[Extracted data entries]
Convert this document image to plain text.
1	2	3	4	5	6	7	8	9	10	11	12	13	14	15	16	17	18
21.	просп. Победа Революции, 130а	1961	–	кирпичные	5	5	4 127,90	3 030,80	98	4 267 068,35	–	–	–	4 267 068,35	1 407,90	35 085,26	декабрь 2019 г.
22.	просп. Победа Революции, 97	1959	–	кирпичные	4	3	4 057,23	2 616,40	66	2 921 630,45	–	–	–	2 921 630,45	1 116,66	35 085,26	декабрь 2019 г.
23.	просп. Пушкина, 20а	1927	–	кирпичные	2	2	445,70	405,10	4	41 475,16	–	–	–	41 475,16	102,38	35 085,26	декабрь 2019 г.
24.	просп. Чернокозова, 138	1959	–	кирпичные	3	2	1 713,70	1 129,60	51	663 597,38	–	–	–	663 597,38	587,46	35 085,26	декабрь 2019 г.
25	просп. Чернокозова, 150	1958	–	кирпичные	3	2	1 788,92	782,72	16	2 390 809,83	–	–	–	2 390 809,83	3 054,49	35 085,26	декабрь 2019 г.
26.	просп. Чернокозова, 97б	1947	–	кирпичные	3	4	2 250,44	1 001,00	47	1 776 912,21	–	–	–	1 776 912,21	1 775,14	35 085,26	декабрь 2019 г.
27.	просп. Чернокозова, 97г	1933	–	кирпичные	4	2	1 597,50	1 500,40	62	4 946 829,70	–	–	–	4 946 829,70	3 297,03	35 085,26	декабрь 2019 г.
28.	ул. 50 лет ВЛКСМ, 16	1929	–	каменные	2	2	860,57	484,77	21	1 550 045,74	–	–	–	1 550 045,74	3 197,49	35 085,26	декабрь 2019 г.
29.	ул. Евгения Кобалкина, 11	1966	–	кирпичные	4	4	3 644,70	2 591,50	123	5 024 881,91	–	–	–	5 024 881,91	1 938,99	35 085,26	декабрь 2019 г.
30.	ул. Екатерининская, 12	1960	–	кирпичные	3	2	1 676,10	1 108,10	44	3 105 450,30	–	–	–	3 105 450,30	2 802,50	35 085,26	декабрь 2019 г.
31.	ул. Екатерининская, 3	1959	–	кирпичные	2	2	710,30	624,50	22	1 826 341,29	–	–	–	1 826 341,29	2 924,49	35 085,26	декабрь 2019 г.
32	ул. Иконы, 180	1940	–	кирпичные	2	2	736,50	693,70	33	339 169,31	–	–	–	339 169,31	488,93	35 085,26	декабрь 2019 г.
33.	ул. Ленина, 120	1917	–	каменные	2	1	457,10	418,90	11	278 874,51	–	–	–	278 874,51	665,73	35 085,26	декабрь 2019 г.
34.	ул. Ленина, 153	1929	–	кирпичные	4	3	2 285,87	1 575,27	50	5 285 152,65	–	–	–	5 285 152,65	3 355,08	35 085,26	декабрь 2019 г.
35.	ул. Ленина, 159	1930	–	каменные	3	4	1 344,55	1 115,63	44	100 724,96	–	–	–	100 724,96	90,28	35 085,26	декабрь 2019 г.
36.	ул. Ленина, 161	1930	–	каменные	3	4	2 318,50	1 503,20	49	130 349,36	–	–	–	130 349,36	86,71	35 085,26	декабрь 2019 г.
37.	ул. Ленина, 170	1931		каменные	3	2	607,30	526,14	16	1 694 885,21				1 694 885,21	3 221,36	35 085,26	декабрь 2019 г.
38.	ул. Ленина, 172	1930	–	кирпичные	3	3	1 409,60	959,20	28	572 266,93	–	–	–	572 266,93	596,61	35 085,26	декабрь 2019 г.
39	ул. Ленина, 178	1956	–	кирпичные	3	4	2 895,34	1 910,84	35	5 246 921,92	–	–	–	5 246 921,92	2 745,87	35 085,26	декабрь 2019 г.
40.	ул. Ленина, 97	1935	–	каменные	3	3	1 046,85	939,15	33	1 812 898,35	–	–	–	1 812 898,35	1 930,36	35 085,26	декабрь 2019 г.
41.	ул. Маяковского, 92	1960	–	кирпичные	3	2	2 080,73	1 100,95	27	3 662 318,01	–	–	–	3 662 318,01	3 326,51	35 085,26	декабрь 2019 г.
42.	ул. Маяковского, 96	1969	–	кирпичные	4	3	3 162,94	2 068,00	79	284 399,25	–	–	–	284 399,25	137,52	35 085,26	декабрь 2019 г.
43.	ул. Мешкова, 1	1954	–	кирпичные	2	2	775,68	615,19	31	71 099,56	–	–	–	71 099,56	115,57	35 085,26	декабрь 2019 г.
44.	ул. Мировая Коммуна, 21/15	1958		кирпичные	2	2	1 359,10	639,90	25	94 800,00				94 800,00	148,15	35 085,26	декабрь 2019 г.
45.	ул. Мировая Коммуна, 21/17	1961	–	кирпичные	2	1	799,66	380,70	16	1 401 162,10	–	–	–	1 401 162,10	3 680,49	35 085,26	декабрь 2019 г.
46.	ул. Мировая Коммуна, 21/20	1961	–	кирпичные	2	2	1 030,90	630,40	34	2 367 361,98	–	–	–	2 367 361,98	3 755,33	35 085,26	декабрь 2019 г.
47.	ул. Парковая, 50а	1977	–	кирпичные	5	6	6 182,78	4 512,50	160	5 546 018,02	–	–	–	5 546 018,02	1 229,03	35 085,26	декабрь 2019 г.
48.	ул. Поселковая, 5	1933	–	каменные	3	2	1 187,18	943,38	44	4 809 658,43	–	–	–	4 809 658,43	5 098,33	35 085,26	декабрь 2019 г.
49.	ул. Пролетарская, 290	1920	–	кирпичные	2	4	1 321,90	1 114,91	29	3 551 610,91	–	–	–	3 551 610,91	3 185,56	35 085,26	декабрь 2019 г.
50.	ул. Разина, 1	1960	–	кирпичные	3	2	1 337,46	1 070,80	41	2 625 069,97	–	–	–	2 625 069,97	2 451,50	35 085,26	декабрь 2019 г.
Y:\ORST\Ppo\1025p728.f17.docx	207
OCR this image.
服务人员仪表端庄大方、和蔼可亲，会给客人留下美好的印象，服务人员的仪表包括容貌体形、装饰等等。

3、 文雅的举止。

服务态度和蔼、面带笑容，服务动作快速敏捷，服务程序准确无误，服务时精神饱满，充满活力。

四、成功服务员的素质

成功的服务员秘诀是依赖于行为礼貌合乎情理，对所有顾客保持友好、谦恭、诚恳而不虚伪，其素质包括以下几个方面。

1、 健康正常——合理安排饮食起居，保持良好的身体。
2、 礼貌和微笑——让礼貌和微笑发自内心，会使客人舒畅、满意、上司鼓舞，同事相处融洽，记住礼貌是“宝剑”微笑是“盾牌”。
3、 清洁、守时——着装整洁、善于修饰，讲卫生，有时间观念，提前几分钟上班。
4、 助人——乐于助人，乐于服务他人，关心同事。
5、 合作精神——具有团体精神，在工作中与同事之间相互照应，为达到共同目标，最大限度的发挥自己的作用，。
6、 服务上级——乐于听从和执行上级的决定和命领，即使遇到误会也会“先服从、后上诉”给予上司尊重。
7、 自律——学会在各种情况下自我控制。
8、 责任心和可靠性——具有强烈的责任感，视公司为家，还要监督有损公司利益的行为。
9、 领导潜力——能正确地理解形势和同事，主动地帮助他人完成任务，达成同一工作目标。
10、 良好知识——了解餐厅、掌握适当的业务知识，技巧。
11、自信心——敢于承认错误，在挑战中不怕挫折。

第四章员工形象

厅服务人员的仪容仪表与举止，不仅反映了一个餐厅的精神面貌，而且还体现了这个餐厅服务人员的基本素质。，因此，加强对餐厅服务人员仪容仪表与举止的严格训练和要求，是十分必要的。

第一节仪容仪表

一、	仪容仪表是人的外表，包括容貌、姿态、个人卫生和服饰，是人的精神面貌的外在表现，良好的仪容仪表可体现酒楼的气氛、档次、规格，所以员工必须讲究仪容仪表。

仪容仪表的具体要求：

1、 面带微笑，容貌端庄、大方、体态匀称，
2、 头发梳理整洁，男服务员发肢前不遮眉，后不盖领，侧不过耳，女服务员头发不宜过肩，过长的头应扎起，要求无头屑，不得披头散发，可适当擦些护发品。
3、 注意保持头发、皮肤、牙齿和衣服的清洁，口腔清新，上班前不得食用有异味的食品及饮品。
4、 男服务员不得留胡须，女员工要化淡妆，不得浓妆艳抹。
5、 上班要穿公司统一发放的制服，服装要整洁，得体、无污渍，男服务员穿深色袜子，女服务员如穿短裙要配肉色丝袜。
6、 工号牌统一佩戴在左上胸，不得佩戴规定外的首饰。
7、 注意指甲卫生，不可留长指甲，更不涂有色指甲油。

What is needed: Give back exactly the lines from the line containing "OCR this image." to the end of the entries, and no other lines.

Response for this exercise:
OCR this image.
服务人员仪表端庄大方、和蔼可亲，会给客人留下美好的印象，服务人员的仪表包括容貌体形、装饰等等。

3、 文雅的举止。

服务态度和蔼、面带笑容，服务动作快速敏捷，服务程序准确无误，服务时精神饱满，充满活力。

四、成功服务员的素质

成功的服务员秘诀是依赖于行为礼貌合乎情理，对所有顾客保持友好、谦恭、诚恳而不虚伪，其素质包括以下几个方面。

1、 健康正常——合理安排饮食起居，保持良好的身体。
2、 礼貌和微笑——让礼貌和微笑发自内心，会使客人舒畅、满意、上司鼓舞，同事相处融洽，记住礼貌是“宝剑”微笑是“盾牌”。
3、 清洁、守时——着装整洁、善于修饰，讲卫生，有时间观念，提前几分钟上班。
4、 助人——乐于助人，乐于服务他人，关心同事。
5、 合作精神——具有团体精神，在工作中与同事之间相互照应，为达到共同目标，最大限度的发挥自己的作用，。
6、 服务上级——乐于听从和执行上级的决定和命领，即使遇到误会也会“先服从、后上诉”给予上司尊重。
7、 自律——学会在各种情况下自我控制。
8、 责任心和可靠性——具有强烈的责任感，视公司为家，还要监督有损公司利益的行为。
9、 领导潜力——能正确地理解形势和同事，主动地帮助他人完成任务，达成同一工作目标。
10、 良好知识——了解餐厅、掌握适当的业务知识，技巧。
11、自信心——敢于承认错误，在挑战中不怕挫折。

第四章员工形象

厅服务人员的仪容仪表与举止，不仅反映了一个餐厅的精神面貌，而且还体现了这个餐厅服务人员的基本素质。，因此，加强对餐厅服务人员仪容仪表与举止的严格训练和要求，是十分必要的。

第一节仪容仪表

一、	仪容仪表是人的外表，包括容貌、姿态、个人卫生和服饰，是人的精神面貌的外在表现，良好的仪容仪表可体现酒楼的气氛、档次、规格，所以员工必须讲究仪容仪表。

仪容仪表的具体要求：

1、 面带微笑，容貌端庄、大方、体态匀称，
2、 头发梳理整洁，男服务员发肢前不遮眉，后不盖领，侧不过耳，女服务员头发不宜过肩，过长的头应扎起，要求无头屑，不得披头散发，可适当擦些护发品。
3、 注意保持头发、皮肤、牙齿和衣服的清洁，口腔清新，上班前不得食用有异味的食品及饮品。
4、 男服务员不得留胡须，女员工要化淡妆，不得浓妆艳抹。
5、 上班要穿公司统一发放的制服，服装要整洁，得体、无污渍，男服务员穿深色袜子，女服务员如穿短裙要配肉色丝袜。
6、 工号牌统一佩戴在左上胸，不得佩戴规定外的首饰。
7、 注意指甲卫生，不可留长指甲，更不涂有色指甲油。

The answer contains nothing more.